- [EXERCISE BRIEF] Transcribe all the records exactly and omit any images they hold.

Extracted data entries:
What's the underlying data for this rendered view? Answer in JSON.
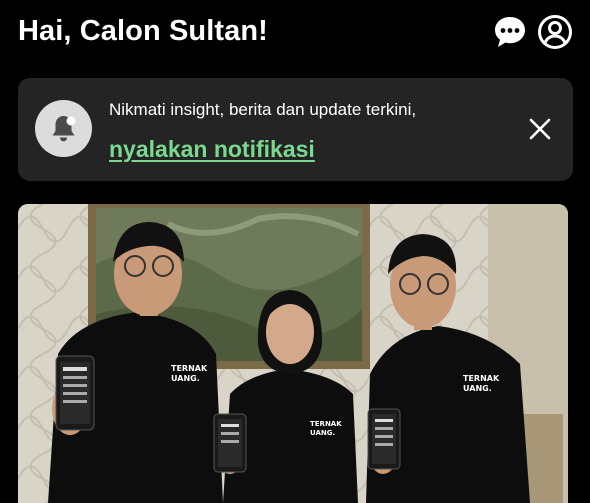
{
  "header": {
    "greeting": "Hai, Calon Sultan!",
    "icons": {
      "chat": "chat-bubble-icon",
      "profile": "profile-icon"
    }
  },
  "notification": {
    "message": "Nikmati insight, berita dan update terkini,",
    "link_text": "nyalakan notifikasi",
    "icons": {
      "bell": "bell-icon",
      "close": "close-icon"
    },
    "link_color": "#7bd88f"
  },
  "banner": {
    "shirt_text_1": "TERNAK",
    "shirt_text_2": "UANG."
  },
  "colors": {
    "background": "#000000",
    "card": "#242424",
    "accent_green": "#7bd88f"
  }
}
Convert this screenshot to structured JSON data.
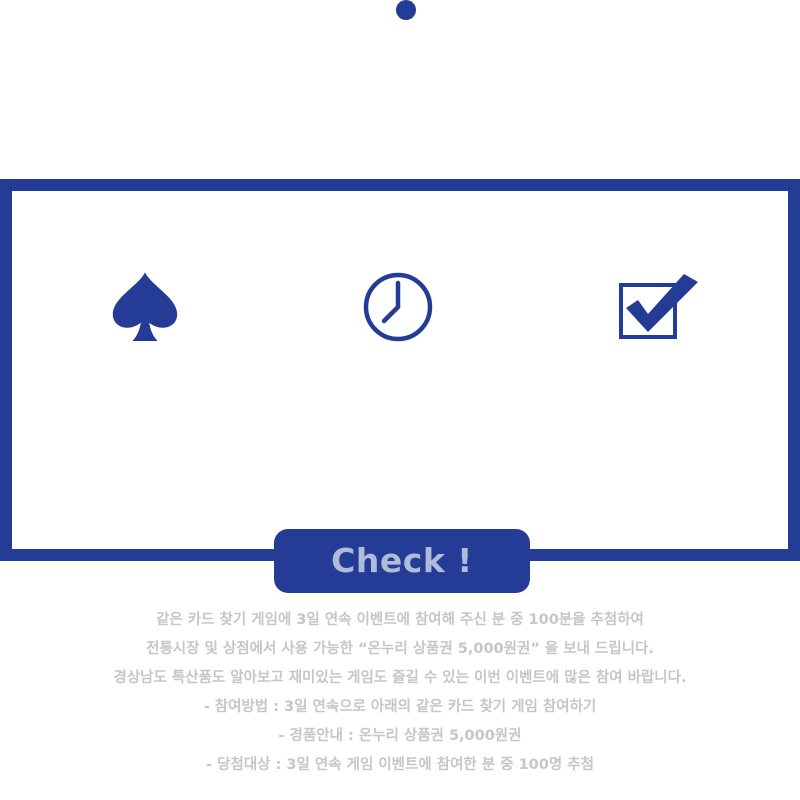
{
  "event": {
    "check_button_label": "Check !",
    "description_lines": [
      "같은 카드 찾기 게임에 3일 연속 이벤트에 참여해 주신 분 중 100분을 추첨하여",
      "전통시장 및 상점에서 사용 가능한 “온누리 상품권 5,000원권” 을 보내 드립니다.",
      "경상남도 특산품도 알아보고 재미있는 게임도 즐길 수 있는 이번 이벤트에 많은 참여 바랍니다.",
      "- 참여방법 : 3일 연속으로 아래의 같은 카드 찾기 게임 참여하기",
      "- 경품안내 : 온누리 상품권 5,000원권",
      "- 당첨대상 : 3일 연속 게임 이벤트에 참여한 분 중 100명 추첨"
    ]
  },
  "icons": [
    "spade-icon",
    "clock-icon",
    "checkbox-checked-icon"
  ],
  "colors": {
    "accent": "#253c97",
    "button_text": "#aebbd9",
    "description_text": "#c6c6c6",
    "background": "#ffffff"
  }
}
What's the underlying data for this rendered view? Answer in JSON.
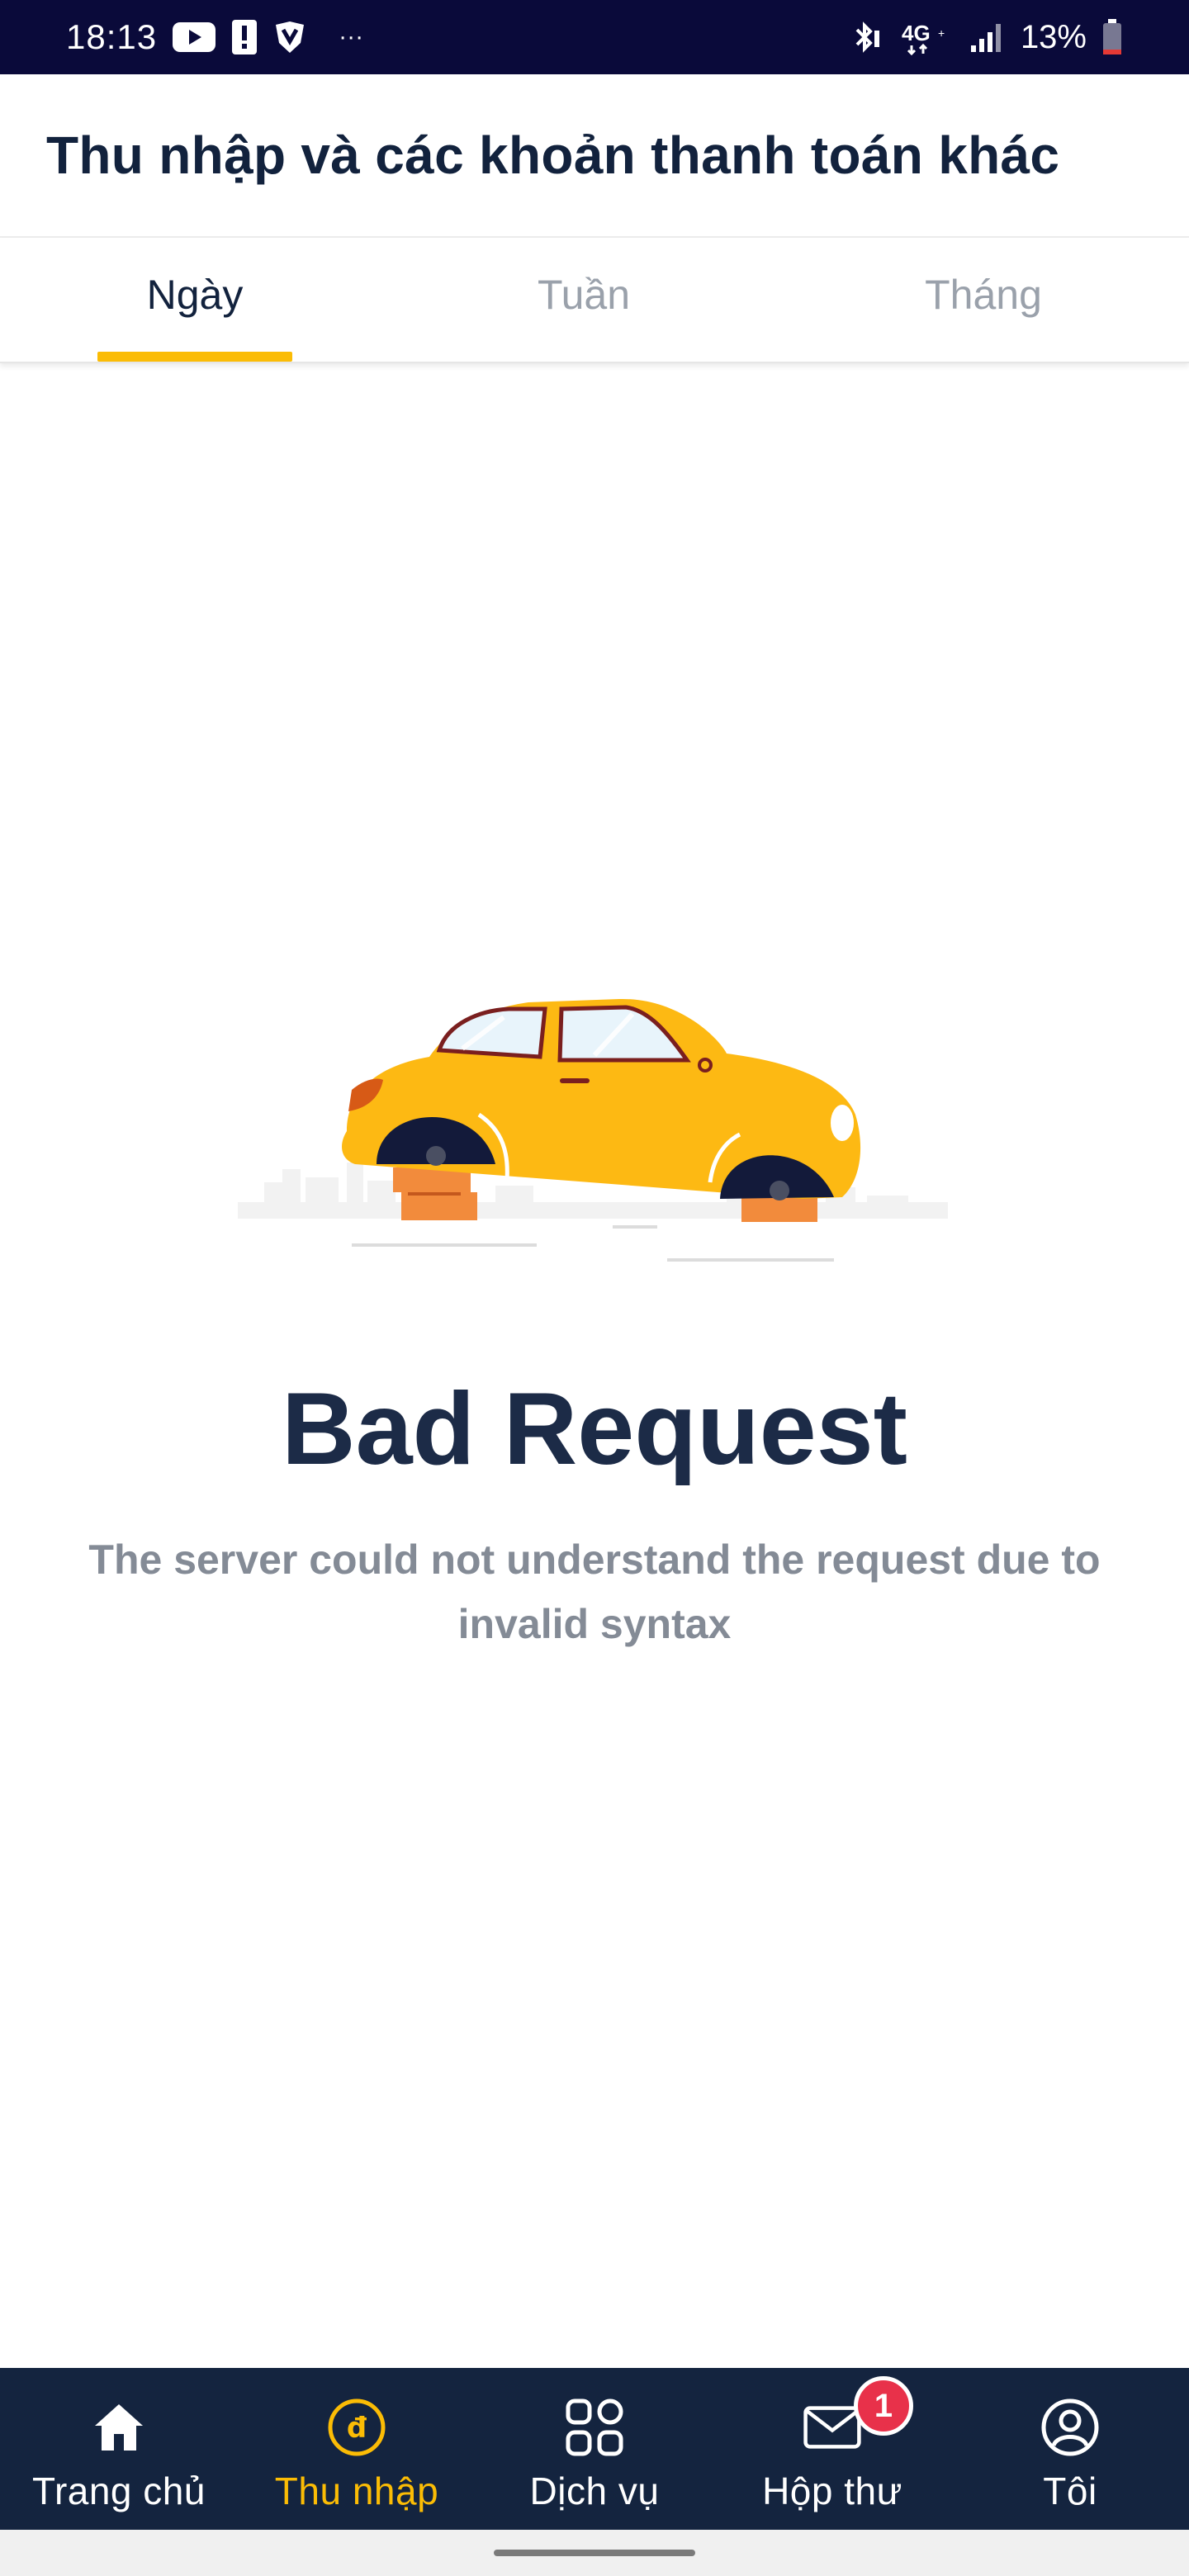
{
  "status_bar": {
    "time": "18:13",
    "network": "4G",
    "battery": "13%",
    "icons": [
      "youtube-icon",
      "alert-icon",
      "vpn-shield-icon",
      "more-dots-icon",
      "bluetooth-icon",
      "signal-icon",
      "battery-icon"
    ]
  },
  "header": {
    "title": "Thu nhập và các khoản thanh toán khác"
  },
  "tabs": [
    {
      "label": "Ngày",
      "active": true
    },
    {
      "label": "Tuần",
      "active": false
    },
    {
      "label": "Tháng",
      "active": false
    }
  ],
  "error": {
    "title": "Bad Request",
    "message": "The server could not understand the request due to invalid syntax"
  },
  "bottom_nav": {
    "items": [
      {
        "label": "Trang chủ",
        "icon": "home-icon",
        "active": false
      },
      {
        "label": "Thu nhập",
        "icon": "dong-coin-icon",
        "active": true
      },
      {
        "label": "Dịch vụ",
        "icon": "grid-icon",
        "active": false
      },
      {
        "label": "Hộp thư",
        "icon": "mail-icon",
        "active": false,
        "badge": "1"
      },
      {
        "label": "Tôi",
        "icon": "user-icon",
        "active": false
      }
    ]
  },
  "colors": {
    "accent": "#fbbc05",
    "nav_background": "#14243f",
    "status_bar": "#0a0a3a",
    "badge": "#e8314a",
    "title_text": "#1c2b47"
  }
}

- [RESULT OF THIS TASK]
What's the underlying data for this rendered view? Answer in JSON.
{
  "header": {
    "greeting": "Hai, Calon Sultan!",
    "icons": {
      "chat": "chat-bubble-icon",
      "profile": "profile-icon"
    }
  },
  "notification": {
    "message": "Nikmati insight, berita dan update terkini,",
    "link_text": "nyalakan notifikasi",
    "icons": {
      "bell": "bell-icon",
      "close": "close-icon"
    },
    "link_color": "#7bd88f"
  },
  "banner": {
    "shirt_text_1": "TERNAK",
    "shirt_text_2": "UANG."
  },
  "colors": {
    "background": "#000000",
    "card": "#242424",
    "accent_green": "#7bd88f"
  }
}
Convert this screenshot to structured JSON data.
{
  "event": {
    "check_button_label": "Check !",
    "description_lines": [
      "같은 카드 찾기 게임에 3일 연속 이벤트에 참여해 주신 분 중 100분을 추첨하여",
      "전통시장 및 상점에서 사용 가능한 “온누리 상품권 5,000원권” 을 보내 드립니다.",
      "경상남도 특산품도 알아보고 재미있는 게임도 즐길 수 있는 이번 이벤트에 많은 참여 바랍니다.",
      "- 참여방법 : 3일 연속으로 아래의 같은 카드 찾기 게임 참여하기",
      "- 경품안내 : 온누리 상품권 5,000원권",
      "- 당첨대상 : 3일 연속 게임 이벤트에 참여한 분 중 100명 추첨"
    ]
  },
  "icons": [
    "spade-icon",
    "clock-icon",
    "checkbox-checked-icon"
  ],
  "colors": {
    "accent": "#253c97",
    "button_text": "#aebbd9",
    "description_text": "#c6c6c6",
    "background": "#ffffff"
  }
}
What's the underlying data for this rendered view? Answer in JSON.
{
  "status_bar": {
    "time": "18:13",
    "network": "4G",
    "battery": "13%",
    "icons": [
      "youtube-icon",
      "alert-icon",
      "vpn-shield-icon",
      "more-dots-icon",
      "bluetooth-icon",
      "signal-icon",
      "battery-icon"
    ]
  },
  "header": {
    "title": "Thu nhập và các khoản thanh toán khác"
  },
  "tabs": [
    {
      "label": "Ngày",
      "active": true
    },
    {
      "label": "Tuần",
      "active": false
    },
    {
      "label": "Tháng",
      "active": false
    }
  ],
  "error": {
    "title": "Bad Request",
    "message": "The server could not understand the request due to invalid syntax"
  },
  "bottom_nav": {
    "items": [
      {
        "label": "Trang chủ",
        "icon": "home-icon",
        "active": false
      },
      {
        "label": "Thu nhập",
        "icon": "dong-coin-icon",
        "active": true
      },
      {
        "label": "Dịch vụ",
        "icon": "grid-icon",
        "active": false
      },
      {
        "label": "Hộp thư",
        "icon": "mail-icon",
        "active": false,
        "badge": "1"
      },
      {
        "label": "Tôi",
        "icon": "user-icon",
        "active": false
      }
    ]
  },
  "colors": {
    "accent": "#fbbc05",
    "nav_background": "#14243f",
    "status_bar": "#0a0a3a",
    "badge": "#e8314a",
    "title_text": "#1c2b47"
  }
}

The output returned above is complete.